Rendez en entier et mot pour mot le texte sur la grève chez SPAR.

§ **BLOC DE TEXTE**
____________

Brutal de chez brutal
Cette façon brutale de procéder viole le droit de grève protégé par la Constitution, puisque des personnes licenciées ne peuvent plus faire grève. Elles n’ont même plus d’emploi pour lequel revendiquer quelque chose. Quel procédé « élégant » et quel dédain! S’y ajoute le fait que les licencié(e)s ne sont pas entrés en grève par goût du vandalisme. D’un côté, il y avait des salaires anémiques (3’600 francs), un manque de personnel chronique, entraînant des heures supplémentaires récurrentes, cause d’arrêts maladie provoquant en retour davantage de stress, bref une vraie spirale descendante en matière de conditions de travail. De l’autre côté, la démarche du personnel, qui demandait de discuter de mesures contre ces dysfonctionnements, fut complètement ignorée. Seul ce mélange détonnant de besoins objectifs et de rebuffade a débouché sur la décision de faire grève. Ni le large soutien public des grévistes, ni les actions de solidarité menées devant d’autres magasins SPAR, comme celles des Jusos et de la jeunesse d’Unia du samedi 15 juin, n’ont suffi pour faire dévier, ne serait-ce que d’un pouce, le cours agressivement brutal de la direction de SPAR.

____________

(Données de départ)
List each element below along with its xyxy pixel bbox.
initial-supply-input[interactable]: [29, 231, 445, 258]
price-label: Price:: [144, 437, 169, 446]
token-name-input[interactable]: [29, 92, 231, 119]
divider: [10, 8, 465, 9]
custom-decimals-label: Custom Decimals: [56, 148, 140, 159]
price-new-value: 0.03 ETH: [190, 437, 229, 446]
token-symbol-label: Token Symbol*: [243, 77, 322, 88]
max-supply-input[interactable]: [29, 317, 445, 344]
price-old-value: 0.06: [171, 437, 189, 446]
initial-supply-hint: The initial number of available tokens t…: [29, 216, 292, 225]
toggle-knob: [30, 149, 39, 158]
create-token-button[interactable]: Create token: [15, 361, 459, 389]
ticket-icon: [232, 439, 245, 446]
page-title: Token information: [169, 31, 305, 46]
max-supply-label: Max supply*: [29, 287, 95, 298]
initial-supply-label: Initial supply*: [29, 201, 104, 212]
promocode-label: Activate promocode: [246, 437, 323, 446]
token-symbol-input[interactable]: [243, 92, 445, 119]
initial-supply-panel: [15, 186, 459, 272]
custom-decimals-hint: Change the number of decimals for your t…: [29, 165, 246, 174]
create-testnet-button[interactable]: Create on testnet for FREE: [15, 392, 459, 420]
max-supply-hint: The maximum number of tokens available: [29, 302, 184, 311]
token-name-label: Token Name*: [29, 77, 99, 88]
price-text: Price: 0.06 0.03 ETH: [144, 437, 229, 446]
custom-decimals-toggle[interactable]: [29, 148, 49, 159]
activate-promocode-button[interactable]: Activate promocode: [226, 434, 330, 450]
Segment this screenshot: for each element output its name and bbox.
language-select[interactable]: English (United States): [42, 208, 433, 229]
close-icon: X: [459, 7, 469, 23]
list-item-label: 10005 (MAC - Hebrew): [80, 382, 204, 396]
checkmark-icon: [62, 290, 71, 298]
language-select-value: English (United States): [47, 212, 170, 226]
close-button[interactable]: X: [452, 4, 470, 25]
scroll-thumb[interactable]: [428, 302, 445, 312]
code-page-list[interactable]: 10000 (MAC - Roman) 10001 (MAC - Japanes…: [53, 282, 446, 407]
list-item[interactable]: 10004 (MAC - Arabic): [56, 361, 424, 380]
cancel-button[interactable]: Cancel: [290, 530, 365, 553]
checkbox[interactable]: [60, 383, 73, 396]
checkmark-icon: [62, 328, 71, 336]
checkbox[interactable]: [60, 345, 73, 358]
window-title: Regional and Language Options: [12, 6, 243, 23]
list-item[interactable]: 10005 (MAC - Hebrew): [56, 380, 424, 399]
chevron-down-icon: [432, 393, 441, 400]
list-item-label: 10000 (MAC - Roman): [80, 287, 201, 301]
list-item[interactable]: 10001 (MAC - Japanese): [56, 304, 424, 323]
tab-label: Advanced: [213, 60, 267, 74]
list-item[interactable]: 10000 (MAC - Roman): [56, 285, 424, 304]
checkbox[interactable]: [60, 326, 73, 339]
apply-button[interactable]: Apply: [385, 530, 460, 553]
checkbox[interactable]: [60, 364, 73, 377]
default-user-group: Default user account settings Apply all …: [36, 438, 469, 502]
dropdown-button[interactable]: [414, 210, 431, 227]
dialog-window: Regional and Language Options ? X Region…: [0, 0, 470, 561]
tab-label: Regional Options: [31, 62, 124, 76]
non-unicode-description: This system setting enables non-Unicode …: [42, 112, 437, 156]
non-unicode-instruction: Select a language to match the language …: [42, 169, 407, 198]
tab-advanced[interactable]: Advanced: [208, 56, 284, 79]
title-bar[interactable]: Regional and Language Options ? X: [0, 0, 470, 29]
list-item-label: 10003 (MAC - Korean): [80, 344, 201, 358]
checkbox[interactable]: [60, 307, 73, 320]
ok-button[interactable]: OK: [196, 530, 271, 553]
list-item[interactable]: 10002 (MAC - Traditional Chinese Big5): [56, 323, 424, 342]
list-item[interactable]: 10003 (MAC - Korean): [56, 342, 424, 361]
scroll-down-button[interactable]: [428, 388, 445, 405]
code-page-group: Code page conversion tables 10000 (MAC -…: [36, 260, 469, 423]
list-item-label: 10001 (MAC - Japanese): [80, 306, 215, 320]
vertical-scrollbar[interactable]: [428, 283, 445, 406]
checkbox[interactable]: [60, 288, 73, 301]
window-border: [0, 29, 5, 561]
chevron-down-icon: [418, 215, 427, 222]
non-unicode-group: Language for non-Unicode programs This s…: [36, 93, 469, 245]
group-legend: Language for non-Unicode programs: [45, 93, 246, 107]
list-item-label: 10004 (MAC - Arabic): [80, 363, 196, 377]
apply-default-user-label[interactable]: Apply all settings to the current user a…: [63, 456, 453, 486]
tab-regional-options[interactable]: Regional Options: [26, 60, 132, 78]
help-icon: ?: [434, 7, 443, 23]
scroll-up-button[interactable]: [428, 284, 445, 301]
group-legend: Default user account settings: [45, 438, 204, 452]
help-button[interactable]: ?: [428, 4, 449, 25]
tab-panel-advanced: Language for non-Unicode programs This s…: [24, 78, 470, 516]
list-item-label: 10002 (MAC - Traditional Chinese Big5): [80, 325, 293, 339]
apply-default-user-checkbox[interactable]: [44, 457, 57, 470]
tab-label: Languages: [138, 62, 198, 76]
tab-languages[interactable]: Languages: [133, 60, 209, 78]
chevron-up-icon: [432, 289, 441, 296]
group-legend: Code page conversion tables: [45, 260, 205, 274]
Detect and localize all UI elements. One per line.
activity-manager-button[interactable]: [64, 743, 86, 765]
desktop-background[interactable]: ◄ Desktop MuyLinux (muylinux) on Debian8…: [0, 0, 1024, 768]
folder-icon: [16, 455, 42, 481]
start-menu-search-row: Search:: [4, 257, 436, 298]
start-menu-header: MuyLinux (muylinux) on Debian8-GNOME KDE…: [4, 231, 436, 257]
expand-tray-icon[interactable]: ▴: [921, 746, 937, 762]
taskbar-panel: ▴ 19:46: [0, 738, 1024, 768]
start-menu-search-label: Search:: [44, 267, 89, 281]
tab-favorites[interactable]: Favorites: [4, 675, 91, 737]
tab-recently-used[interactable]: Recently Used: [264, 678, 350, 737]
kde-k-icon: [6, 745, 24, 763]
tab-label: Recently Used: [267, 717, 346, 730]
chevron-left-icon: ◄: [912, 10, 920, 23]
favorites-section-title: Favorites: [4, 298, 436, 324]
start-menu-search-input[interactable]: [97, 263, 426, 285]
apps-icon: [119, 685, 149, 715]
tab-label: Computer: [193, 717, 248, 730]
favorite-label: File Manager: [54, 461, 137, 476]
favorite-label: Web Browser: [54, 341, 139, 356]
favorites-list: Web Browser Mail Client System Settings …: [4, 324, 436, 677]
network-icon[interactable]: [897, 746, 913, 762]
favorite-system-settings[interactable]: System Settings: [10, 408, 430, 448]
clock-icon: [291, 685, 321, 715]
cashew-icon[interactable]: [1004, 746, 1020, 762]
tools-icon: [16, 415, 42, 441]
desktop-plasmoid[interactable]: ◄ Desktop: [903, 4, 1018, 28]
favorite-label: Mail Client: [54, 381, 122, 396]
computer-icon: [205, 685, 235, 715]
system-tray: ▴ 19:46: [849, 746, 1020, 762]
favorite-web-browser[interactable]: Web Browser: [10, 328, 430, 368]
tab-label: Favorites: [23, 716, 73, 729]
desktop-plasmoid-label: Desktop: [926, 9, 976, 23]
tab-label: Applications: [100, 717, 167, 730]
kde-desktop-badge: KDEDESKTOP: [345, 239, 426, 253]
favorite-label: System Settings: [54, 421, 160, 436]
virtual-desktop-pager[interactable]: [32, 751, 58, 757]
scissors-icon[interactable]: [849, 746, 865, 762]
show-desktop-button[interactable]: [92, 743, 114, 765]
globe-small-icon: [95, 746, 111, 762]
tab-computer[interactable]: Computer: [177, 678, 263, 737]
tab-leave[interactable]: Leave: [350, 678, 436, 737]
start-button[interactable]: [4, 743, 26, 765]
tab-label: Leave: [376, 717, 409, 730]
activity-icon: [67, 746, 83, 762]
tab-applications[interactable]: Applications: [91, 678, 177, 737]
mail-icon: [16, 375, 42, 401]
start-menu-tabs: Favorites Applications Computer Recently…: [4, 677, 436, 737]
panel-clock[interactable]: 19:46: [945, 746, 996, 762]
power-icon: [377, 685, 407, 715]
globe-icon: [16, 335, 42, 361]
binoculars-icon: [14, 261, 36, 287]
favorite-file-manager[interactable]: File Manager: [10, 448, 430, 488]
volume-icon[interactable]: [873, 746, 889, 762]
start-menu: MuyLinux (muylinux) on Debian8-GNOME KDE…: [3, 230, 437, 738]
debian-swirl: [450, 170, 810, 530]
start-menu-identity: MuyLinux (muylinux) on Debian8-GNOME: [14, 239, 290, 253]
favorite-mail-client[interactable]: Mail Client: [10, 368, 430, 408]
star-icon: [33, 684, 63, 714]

____________

§ **RÉPONSE ATTENDUE**
Brutal de chez brutal
Cette façon brutale de procéder viole le droit de grève protégé par la Constitution, puisque des personnes licenciées ne peuvent plus faire grève. Elles n’ont même plus d’emploi pour lequel revendiquer quelque chose. Quel procédé « élégant » et quel dédain! S’y ajoute le fait que les licencié(e)s ne sont pas entrés en grève par goût du vandalisme. D’un côté, il y avait des salaires anémiques (3’600 francs), un manque de personnel chronique, entraînant des heures supplémentaires récurrentes, cause d’arrêts maladie provoquant en retour davantage de stress, bref une vraie spirale descendante en matière de conditions de travail. De l’autre côté, la démarche du personnel, qui demandait de discuter de mesures contre ces dysfonctionnements, fut complètement ignorée. Seul ce mélange détonnant de besoins objectifs et de rebuffade a débouché sur la décision de faire grève. Ni le large soutien public des grévistes, ni les actions de solidarité menées devant d’autres magasins SPAR, comme celles des Jusos et de la jeunesse d’Unia du samedi 15 juin, n’ont suffi pour faire dévier, ne serait-ce que d’un pouce, le cours agressivement brutal de la direction de SPAR.